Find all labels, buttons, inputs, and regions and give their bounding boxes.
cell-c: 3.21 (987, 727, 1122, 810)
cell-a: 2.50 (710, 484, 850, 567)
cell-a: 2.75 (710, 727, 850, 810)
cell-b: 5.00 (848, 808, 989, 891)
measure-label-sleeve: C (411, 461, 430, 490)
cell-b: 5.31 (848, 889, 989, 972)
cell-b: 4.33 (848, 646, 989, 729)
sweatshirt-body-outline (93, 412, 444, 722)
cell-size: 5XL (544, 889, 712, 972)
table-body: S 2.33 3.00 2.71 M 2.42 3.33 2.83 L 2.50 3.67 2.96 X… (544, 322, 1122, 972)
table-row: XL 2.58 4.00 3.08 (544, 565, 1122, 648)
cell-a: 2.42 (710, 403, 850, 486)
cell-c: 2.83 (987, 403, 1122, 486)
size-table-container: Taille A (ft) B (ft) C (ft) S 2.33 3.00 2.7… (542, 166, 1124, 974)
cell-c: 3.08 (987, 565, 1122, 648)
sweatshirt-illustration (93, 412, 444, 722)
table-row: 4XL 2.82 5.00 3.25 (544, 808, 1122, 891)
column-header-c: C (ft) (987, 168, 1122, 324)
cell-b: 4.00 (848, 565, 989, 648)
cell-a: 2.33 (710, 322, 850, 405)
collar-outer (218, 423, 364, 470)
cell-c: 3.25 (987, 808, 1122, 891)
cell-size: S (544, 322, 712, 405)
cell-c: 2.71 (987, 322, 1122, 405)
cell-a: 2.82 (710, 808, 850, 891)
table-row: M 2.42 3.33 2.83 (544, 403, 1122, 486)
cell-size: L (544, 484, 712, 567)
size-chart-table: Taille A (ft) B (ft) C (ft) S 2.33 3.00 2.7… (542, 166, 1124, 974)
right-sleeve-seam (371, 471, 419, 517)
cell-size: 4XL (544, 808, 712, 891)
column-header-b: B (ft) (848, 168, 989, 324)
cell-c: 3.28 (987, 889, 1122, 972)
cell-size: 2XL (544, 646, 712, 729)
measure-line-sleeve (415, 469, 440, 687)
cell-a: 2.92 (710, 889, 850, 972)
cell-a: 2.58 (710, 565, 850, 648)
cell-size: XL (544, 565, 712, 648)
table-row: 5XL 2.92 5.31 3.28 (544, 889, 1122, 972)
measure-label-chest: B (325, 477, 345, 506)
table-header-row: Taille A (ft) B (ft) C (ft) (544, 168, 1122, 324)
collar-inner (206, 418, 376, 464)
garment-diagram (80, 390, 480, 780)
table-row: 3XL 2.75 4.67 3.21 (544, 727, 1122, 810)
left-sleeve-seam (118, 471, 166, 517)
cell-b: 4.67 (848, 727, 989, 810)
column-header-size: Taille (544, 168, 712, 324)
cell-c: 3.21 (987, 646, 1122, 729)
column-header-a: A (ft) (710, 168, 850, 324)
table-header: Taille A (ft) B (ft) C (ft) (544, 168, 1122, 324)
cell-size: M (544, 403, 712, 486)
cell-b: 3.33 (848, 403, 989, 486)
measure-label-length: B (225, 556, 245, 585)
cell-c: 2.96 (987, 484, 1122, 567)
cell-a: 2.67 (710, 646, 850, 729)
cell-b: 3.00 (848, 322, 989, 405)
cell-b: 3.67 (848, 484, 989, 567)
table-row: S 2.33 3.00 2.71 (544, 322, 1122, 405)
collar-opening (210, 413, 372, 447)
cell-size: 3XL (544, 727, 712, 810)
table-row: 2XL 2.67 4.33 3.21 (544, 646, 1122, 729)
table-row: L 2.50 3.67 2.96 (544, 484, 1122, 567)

──────────────────────────────

Turn all of the rows above into a numbered list, leaving out any blank lines.

* Result *
1. Find all labels, buttons, inputs, and regions and give their bounding boxes.
2. cell-c: 3.21 (987, 727, 1122, 810)
3. cell-a: 2.50 (710, 484, 850, 567)
4. cell-a: 2.75 (710, 727, 850, 810)
5. cell-b: 5.00 (848, 808, 989, 891)
6. measure-label-sleeve: C (411, 461, 430, 490)
7. cell-b: 5.31 (848, 889, 989, 972)
8. cell-b: 4.33 (848, 646, 989, 729)
9. sweatshirt-body-outline (93, 412, 444, 722)
10. cell-size: 5XL (544, 889, 712, 972)
11. table-body: S 2.33 3.00 2.71 M 2.42 3.33 2.83 L 2.50 3.67 2.96 X… (544, 322, 1122, 972)
12. table-row: XL 2.58 4.00 3.08 (544, 565, 1122, 648)
13. cell-a: 2.42 (710, 403, 850, 486)
14. cell-c: 2.83 (987, 403, 1122, 486)
15. size-table-container: Taille A (ft) B (ft) C (ft) S 2.33 3.00 2.7… (542, 166, 1124, 974)
16. cell-c: 3.08 (987, 565, 1122, 648)
17. sweatshirt-illustration (93, 412, 444, 722)
18. table-row: 4XL 2.82 5.00 3.25 (544, 808, 1122, 891)
19. column-header-c: C (ft) (987, 168, 1122, 324)
20. cell-b: 4.00 (848, 565, 989, 648)
21. cell-a: 2.33 (710, 322, 850, 405)
22. collar-outer (218, 423, 364, 470)
23. cell-c: 3.25 (987, 808, 1122, 891)
24. cell-size: S (544, 322, 712, 405)
25. cell-c: 2.71 (987, 322, 1122, 405)
26. cell-a: 2.82 (710, 808, 850, 891)
27. table-row: M 2.42 3.33 2.83 (544, 403, 1122, 486)
28. cell-size: L (544, 484, 712, 567)
29. size-chart-table: Taille A (ft) B (ft) C (ft) S 2.33 3.00 2.7… (542, 166, 1124, 974)
30. right-sleeve-seam (371, 471, 419, 517)
31. cell-size: 4XL (544, 808, 712, 891)
32. column-header-b: B (ft) (848, 168, 989, 324)
33. cell-c: 3.28 (987, 889, 1122, 972)
34. cell-size: 2XL (544, 646, 712, 729)
35. measure-line-sleeve (415, 469, 440, 687)
36. cell-a: 2.92 (710, 889, 850, 972)
37. cell-a: 2.58 (710, 565, 850, 648)
38. cell-size: XL (544, 565, 712, 648)
39. table-row: 5XL 2.92 5.31 3.28 (544, 889, 1122, 972)
40. measure-label-chest: B (325, 477, 345, 506)
41. table-header-row: Taille A (ft) B (ft) C (ft) (544, 168, 1122, 324)
42. collar-inner (206, 418, 376, 464)
43. garment-diagram (80, 390, 480, 780)
44. table-row: 3XL 2.75 4.67 3.21 (544, 727, 1122, 810)
45. left-sleeve-seam (118, 471, 166, 517)
46. cell-b: 4.67 (848, 727, 989, 810)
47. column-header-size: Taille (544, 168, 712, 324)
48. cell-c: 3.21 (987, 646, 1122, 729)
49. column-header-a: A (ft) (710, 168, 850, 324)
50. table-header: Taille A (ft) B (ft) C (ft) (544, 168, 1122, 324)
51. cell-size: M (544, 403, 712, 486)
52. cell-b: 3.33 (848, 403, 989, 486)
53. measure-label-length: B (225, 556, 245, 585)
54. cell-c: 2.96 (987, 484, 1122, 567)
55. cell-a: 2.67 (710, 646, 850, 729)
56. cell-b: 3.00 (848, 322, 989, 405)
57. cell-b: 3.67 (848, 484, 989, 567)
58. table-row: S 2.33 3.00 2.71 (544, 322, 1122, 405)
59. collar-opening (210, 413, 372, 447)
60. cell-size: 3XL (544, 727, 712, 810)
61. table-row: 2XL 2.67 4.33 3.21 (544, 646, 1122, 729)
62. table-row: L 2.50 3.67 2.96 (544, 484, 1122, 567)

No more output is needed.